# Data for this task
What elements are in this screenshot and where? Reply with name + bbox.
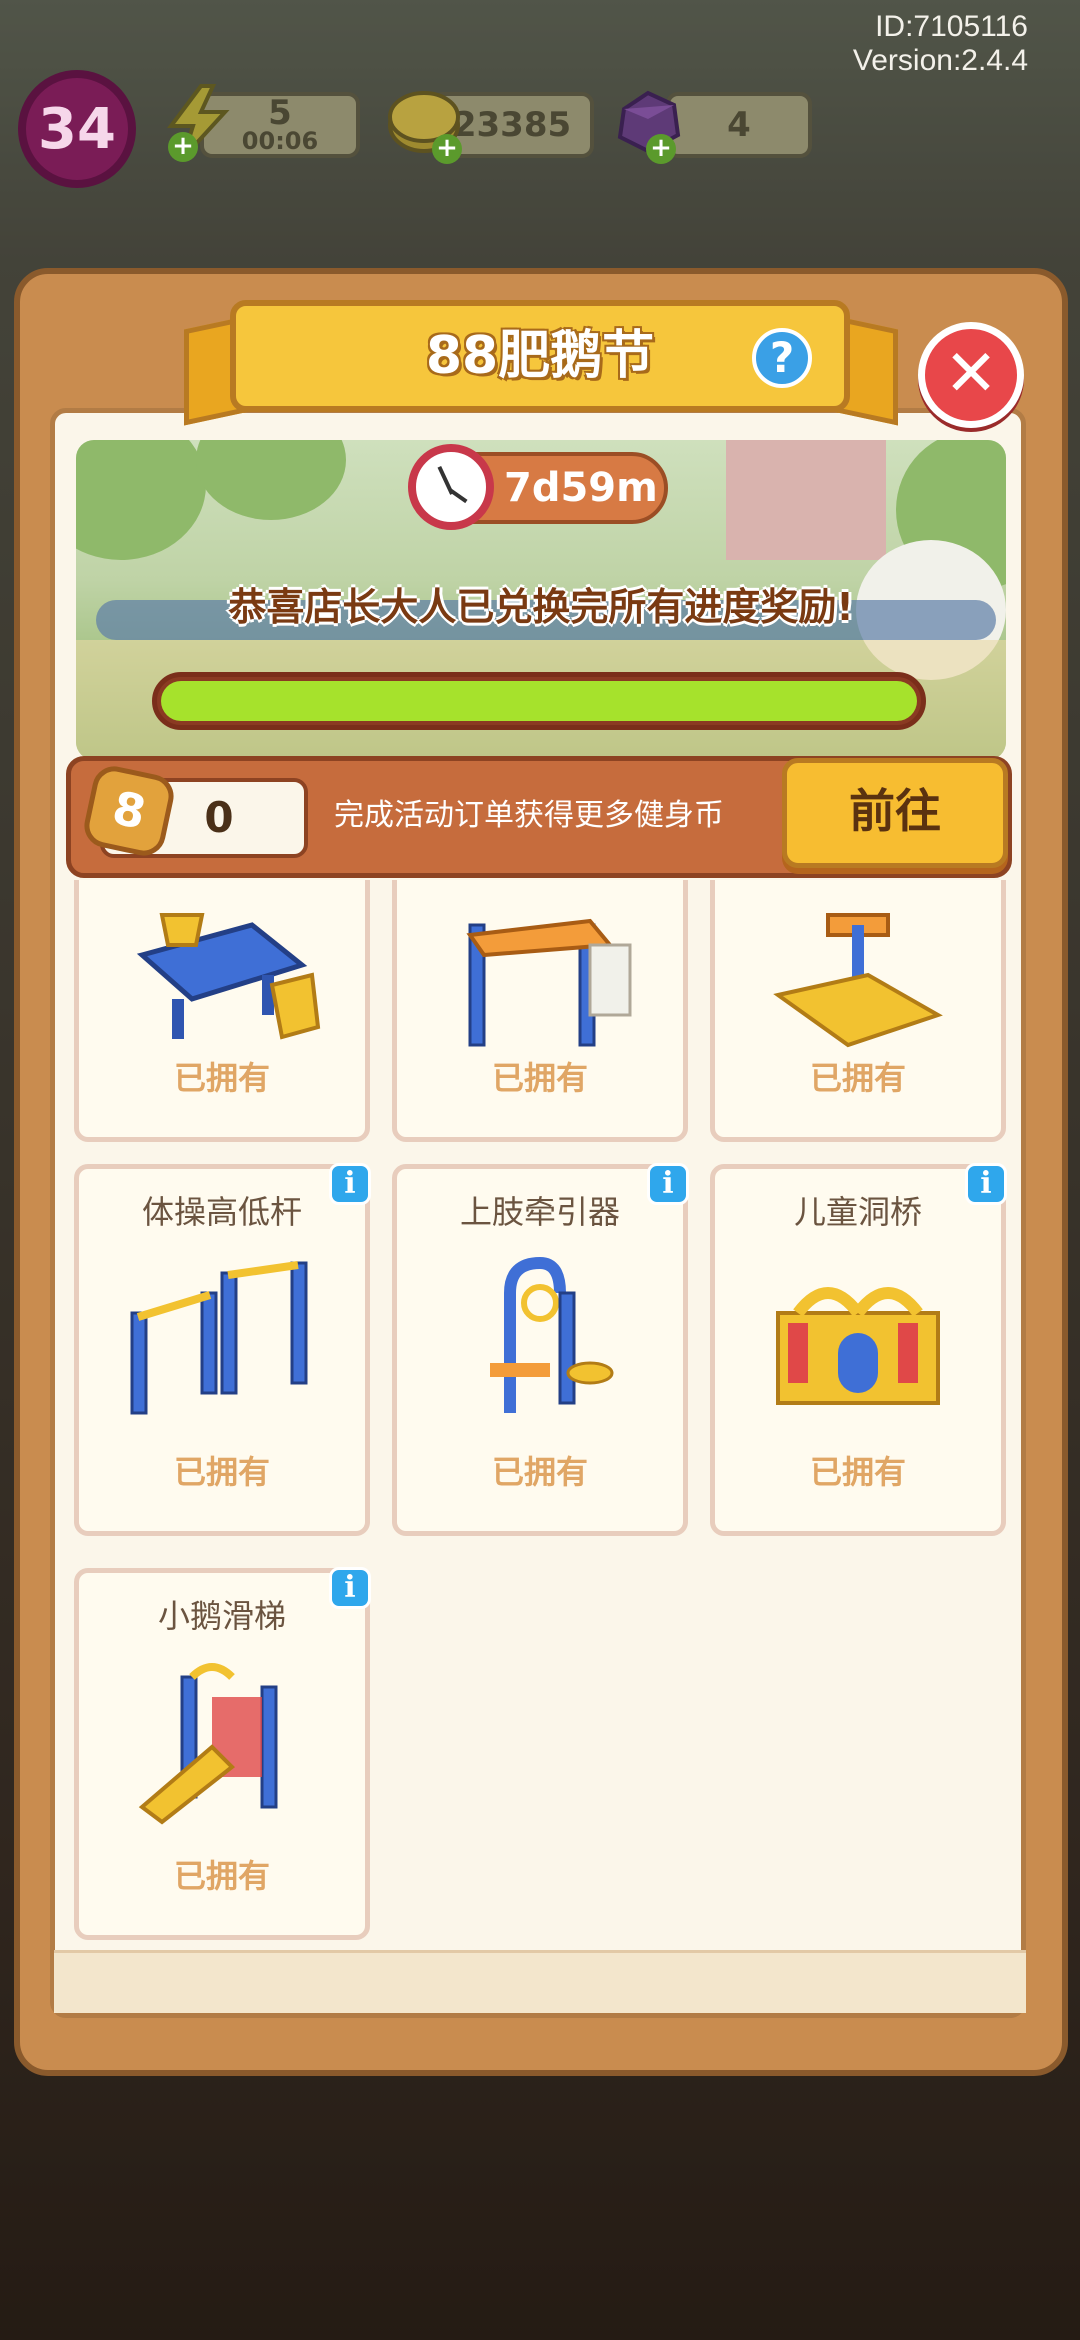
tunnel-bridge-icon [776, 1287, 940, 1405]
reward-card[interactable]: 体操高低杆 i 已拥有 [74, 1163, 371, 1536]
coin-value: 23385 [452, 105, 572, 145]
scene-tree [196, 440, 346, 520]
info-button[interactable]: i [965, 1163, 1007, 1205]
go-button[interactable]: 前往 [782, 758, 1008, 868]
info-button[interactable]: i [647, 1163, 689, 1205]
card-name: 儿童洞桥 [793, 1193, 922, 1231]
progress-fill [161, 681, 917, 721]
info-button[interactable]: i [329, 1163, 371, 1205]
slide-icon [138, 1663, 278, 1825]
climbing-frame-icon [466, 918, 632, 1047]
info-button[interactable]: i [329, 1567, 371, 1609]
scene-building [726, 440, 886, 560]
congrats-message: 恭喜店长大人已兑换完所有进度奖励! [228, 585, 854, 629]
version-label: Version:2.4.4 [852, 44, 1028, 77]
reward-card[interactable]: 儿童洞桥 i 已拥有 [710, 1163, 1007, 1536]
card-status: 已拥有 [173, 1857, 270, 1895]
card-status: 已拥有 [173, 1453, 270, 1491]
card-status: 已拥有 [491, 1453, 588, 1491]
reward-card[interactable]: 已拥有 [392, 880, 688, 1142]
seesaw-icon [773, 913, 943, 1048]
card-status: 已拥有 [491, 1059, 588, 1097]
card-status: 已拥有 [809, 1453, 906, 1491]
scene-tree [76, 440, 206, 560]
fitness-coin-description: 完成活动订单获得更多健身币 [334, 798, 724, 833]
reward-card[interactable]: 上肢牵引器 i 已拥有 [392, 1163, 689, 1536]
card-name: 小鹅滑梯 [157, 1597, 286, 1635]
close-button[interactable]: ✕ [918, 322, 1024, 428]
player-id-version: ID:7105116 Version:2.4.4 [853, 10, 1028, 78]
pull-machine-icon [490, 1256, 614, 1413]
reward-card[interactable]: 小鹅滑梯 i 已拥有 [74, 1567, 371, 1940]
card-status: 已拥有 [173, 1059, 270, 1097]
player-id: ID:7105116 [875, 10, 1028, 43]
energy-timer: 00:06 [241, 127, 319, 155]
energy-plus-icon[interactable]: + [168, 132, 198, 162]
reward-grid[interactable]: 已拥有 已拥有 已拥有 体操高低杆 i 已拥有 上肢牵引器 i 已拥有 儿童洞桥… [74, 880, 1010, 1950]
gem-counter[interactable]: 4 [666, 92, 812, 158]
gem-plus-icon[interactable]: + [646, 134, 676, 164]
gem-value: 4 [727, 105, 751, 145]
coin-plus-icon[interactable]: + [432, 134, 462, 164]
event-progress-bar [152, 672, 926, 730]
chess-table-icon [136, 913, 321, 1040]
reward-card[interactable]: 已拥有 [710, 880, 1006, 1142]
card-name: 上肢牵引器 [459, 1193, 620, 1231]
energy-value: 5 [268, 93, 292, 133]
clock-icon [408, 444, 494, 530]
player-level-badge[interactable]: 34 [18, 70, 136, 188]
parallel-bars-icon [130, 1261, 308, 1415]
help-button[interactable]: ? [752, 328, 812, 388]
reward-card[interactable]: 已拥有 [74, 880, 370, 1142]
panel-bottom-strip [54, 1950, 1026, 2013]
card-status: 已拥有 [809, 1059, 906, 1097]
card-name: 体操高低杆 [141, 1193, 302, 1231]
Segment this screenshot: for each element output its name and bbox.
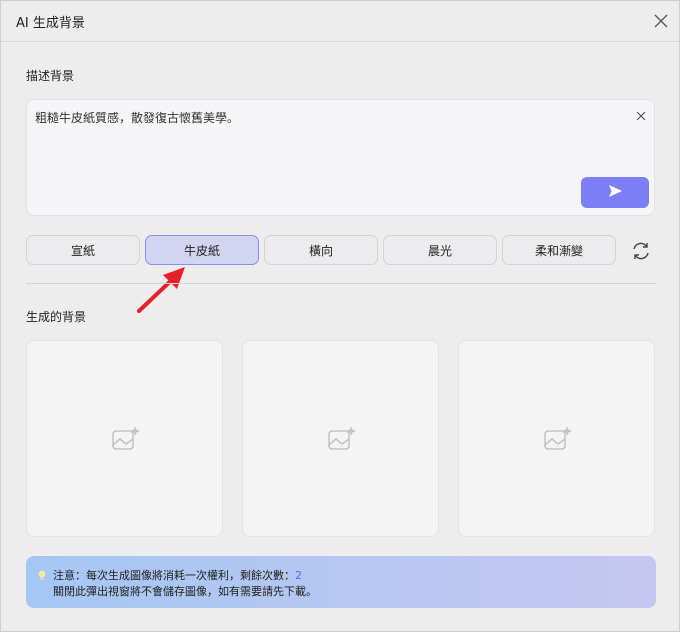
clear-icon[interactable] bbox=[635, 110, 647, 122]
refresh-icon[interactable] bbox=[630, 240, 652, 262]
description-input[interactable]: 粗糙牛皮紙質感，散發復古懷舊美學。 bbox=[26, 99, 655, 216]
image-placeholder-icon bbox=[328, 426, 356, 450]
send-button[interactable] bbox=[581, 177, 649, 208]
chip-label: 柔和漸變 bbox=[534, 243, 583, 258]
chip-label: 牛皮紙 bbox=[183, 243, 220, 258]
ai-background-dialog: AI 生成背景 描述背景 粗糙牛皮紙質感，散發復古懷舊美學。 宣紙 牛皮紙 橫向… bbox=[0, 0, 680, 632]
describe-label: 描述背景 bbox=[26, 69, 75, 83]
generated-label: 生成的背景 bbox=[26, 310, 87, 324]
chip-label: 橫向 bbox=[308, 243, 333, 258]
notice-banner: 注意：每次生成圖像將消耗一次權利，剩餘次數：2 關閉此彈出視窗將不會儲存圖像，如… bbox=[26, 556, 656, 608]
notice-line-2: 關閉此彈出視窗將不會儲存圖像，如有需要請先下載。 bbox=[53, 585, 317, 598]
chip-label: 晨光 bbox=[427, 243, 452, 258]
image-placeholder-icon bbox=[544, 426, 572, 450]
generated-image-slot bbox=[242, 340, 439, 537]
divider bbox=[26, 283, 656, 284]
style-chip-landscape[interactable]: 橫向 bbox=[264, 235, 378, 265]
image-placeholder-icon bbox=[112, 426, 140, 450]
send-icon bbox=[609, 185, 622, 197]
chip-label: 宣紙 bbox=[70, 243, 95, 258]
close-icon[interactable] bbox=[651, 11, 671, 31]
generated-image-slot bbox=[458, 340, 655, 537]
notice-text: 注意：每次生成圖像將消耗一次權利，剩餘次數： bbox=[53, 569, 295, 582]
description-text[interactable]: 粗糙牛皮紙質感，散發復古懷舊美學。 bbox=[35, 109, 239, 126]
generated-image-slot bbox=[26, 340, 223, 537]
style-chip-morning-light[interactable]: 晨光 bbox=[383, 235, 497, 265]
notice-line-1: 注意：每次生成圖像將消耗一次權利，剩餘次數：2 bbox=[53, 567, 302, 583]
style-chip-kraft-paper[interactable]: 牛皮紙 bbox=[145, 235, 259, 265]
style-chip-xuan-paper[interactable]: 宣紙 bbox=[26, 235, 140, 265]
dialog-title: AI 生成背景 bbox=[16, 16, 85, 31]
style-chip-soft-gradient[interactable]: 柔和漸變 bbox=[502, 235, 616, 265]
annotation-arrow bbox=[137, 267, 185, 313]
dialog-header: AI 生成背景 bbox=[1, 1, 679, 42]
lightbulb-icon bbox=[38, 570, 46, 580]
remaining-count: 2 bbox=[295, 569, 302, 582]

# Instruction
Rewrite every row above, changing each "info-button" to "help-button" and keeping everything else the same. Leave the pictures out.

# Full answer
What elements are in this screenshot and where? Reply with name + bbox.
tunnel-bridge-icon [776, 1287, 940, 1405]
reward-card[interactable]: 体操高低杆 i 已拥有 [74, 1163, 371, 1536]
coin-value: 23385 [452, 105, 572, 145]
scene-tree [196, 440, 346, 520]
help-button[interactable]: i [965, 1163, 1007, 1205]
go-button[interactable]: 前往 [782, 758, 1008, 868]
help-button[interactable]: i [647, 1163, 689, 1205]
card-name: 儿童洞桥 [793, 1193, 922, 1231]
progress-fill [161, 681, 917, 721]
help-button[interactable]: i [329, 1163, 371, 1205]
slide-icon [138, 1663, 278, 1825]
climbing-frame-icon [466, 918, 632, 1047]
help-button[interactable]: i [329, 1567, 371, 1609]
scene-building [726, 440, 886, 560]
congrats-message: 恭喜店长大人已兑换完所有进度奖励! [228, 585, 854, 629]
version-label: Version:2.4.4 [852, 44, 1028, 77]
reward-card[interactable]: 儿童洞桥 i 已拥有 [710, 1163, 1007, 1536]
card-status: 已拥有 [173, 1857, 270, 1895]
card-status: 已拥有 [173, 1453, 270, 1491]
card-status: 已拥有 [491, 1453, 588, 1491]
reward-card[interactable]: 已拥有 [392, 880, 688, 1142]
seesaw-icon [773, 913, 943, 1048]
card-status: 已拥有 [491, 1059, 588, 1097]
card-status: 已拥有 [809, 1453, 906, 1491]
scene-tree [76, 440, 206, 560]
fitness-coin-description: 完成活动订单获得更多健身币 [334, 798, 724, 833]
reward-card[interactable]: 上肢牵引器 i 已拥有 [392, 1163, 689, 1536]
card-name: 小鹅滑梯 [157, 1597, 286, 1635]
close-button[interactable]: ✕ [918, 322, 1024, 428]
player-id-version: ID:7105116 Version:2.4.4 [853, 10, 1028, 78]
pull-machine-icon [490, 1256, 614, 1413]
reward-card[interactable]: 小鹅滑梯 i 已拥有 [74, 1567, 371, 1940]
card-status: 已拥有 [173, 1059, 270, 1097]
player-id: ID:7105116 [875, 10, 1028, 43]
energy-timer: 00:06 [241, 127, 319, 155]
energy-plus-icon[interactable]: + [168, 132, 198, 162]
reward-grid[interactable]: 已拥有 已拥有 已拥有 体操高低杆 i 已拥有 上肢牵引器 i 已拥有 儿童洞桥… [74, 880, 1010, 1950]
gem-counter[interactable]: 4 [666, 92, 812, 158]
gem-plus-icon[interactable]: + [646, 134, 676, 164]
gem-value: 4 [727, 105, 751, 145]
coin-plus-icon[interactable]: + [432, 134, 462, 164]
event-progress-bar [152, 672, 926, 730]
chess-table-icon [136, 913, 321, 1040]
reward-card[interactable]: 已拥有 [710, 880, 1006, 1142]
card-name: 上肢牵引器 [459, 1193, 620, 1231]
energy-value: 5 [268, 93, 292, 133]
clock-icon [408, 444, 494, 530]
player-level-badge[interactable]: 34 [18, 70, 136, 188]
parallel-bars-icon [130, 1261, 308, 1415]
help-button[interactable]: ? [752, 328, 812, 388]
reward-card[interactable]: 已拥有 [74, 880, 370, 1142]
panel-bottom-strip [54, 1950, 1026, 2013]
card-status: 已拥有 [809, 1059, 906, 1097]
card-name: 体操高低杆 [141, 1193, 302, 1231]
Segment this screenshot: for each element output its name and bbox.
clear-icon[interactable] bbox=[635, 110, 647, 122]
refresh-icon[interactable] bbox=[630, 240, 652, 262]
description-input[interactable]: 粗糙牛皮紙質感，散發復古懷舊美學。 bbox=[26, 99, 655, 216]
image-placeholder-icon bbox=[328, 426, 356, 450]
send-button[interactable] bbox=[581, 177, 649, 208]
chip-label: 柔和漸變 bbox=[534, 243, 583, 258]
chip-label: 牛皮紙 bbox=[183, 243, 220, 258]
ai-background-dialog: AI 生成背景 描述背景 粗糙牛皮紙質感，散發復古懷舊美學。 宣紙 牛皮紙 橫向… bbox=[0, 0, 680, 632]
describe-label: 描述背景 bbox=[26, 69, 75, 83]
generated-label: 生成的背景 bbox=[26, 310, 87, 324]
chip-label: 橫向 bbox=[308, 243, 333, 258]
notice-banner: 注意：每次生成圖像將消耗一次權利，剩餘次數：2 關閉此彈出視窗將不會儲存圖像，如… bbox=[26, 556, 656, 608]
notice-line-2: 關閉此彈出視窗將不會儲存圖像，如有需要請先下載。 bbox=[53, 585, 317, 598]
chip-label: 晨光 bbox=[427, 243, 452, 258]
image-placeholder-icon bbox=[544, 426, 572, 450]
generated-image-slot bbox=[242, 340, 439, 537]
divider bbox=[26, 283, 656, 284]
style-chip-landscape[interactable]: 橫向 bbox=[264, 235, 378, 265]
image-placeholder-icon bbox=[112, 426, 140, 450]
send-icon bbox=[609, 185, 622, 197]
chip-label: 宣紙 bbox=[70, 243, 95, 258]
close-icon[interactable] bbox=[651, 11, 671, 31]
generated-image-slot bbox=[458, 340, 655, 537]
notice-text: 注意：每次生成圖像將消耗一次權利，剩餘次數： bbox=[53, 569, 295, 582]
description-text[interactable]: 粗糙牛皮紙質感，散發復古懷舊美學。 bbox=[35, 109, 239, 126]
generated-image-slot bbox=[26, 340, 223, 537]
style-chip-morning-light[interactable]: 晨光 bbox=[383, 235, 497, 265]
notice-line-1: 注意：每次生成圖像將消耗一次權利，剩餘次數：2 bbox=[53, 567, 302, 583]
style-chip-kraft-paper[interactable]: 牛皮紙 bbox=[145, 235, 259, 265]
style-chip-xuan-paper[interactable]: 宣紙 bbox=[26, 235, 140, 265]
dialog-title: AI 生成背景 bbox=[16, 16, 85, 31]
style-chip-soft-gradient[interactable]: 柔和漸變 bbox=[502, 235, 616, 265]
annotation-arrow bbox=[137, 267, 185, 313]
dialog-header: AI 生成背景 bbox=[1, 1, 679, 42]
lightbulb-icon bbox=[38, 570, 46, 580]
remaining-count: 2 bbox=[295, 569, 302, 582]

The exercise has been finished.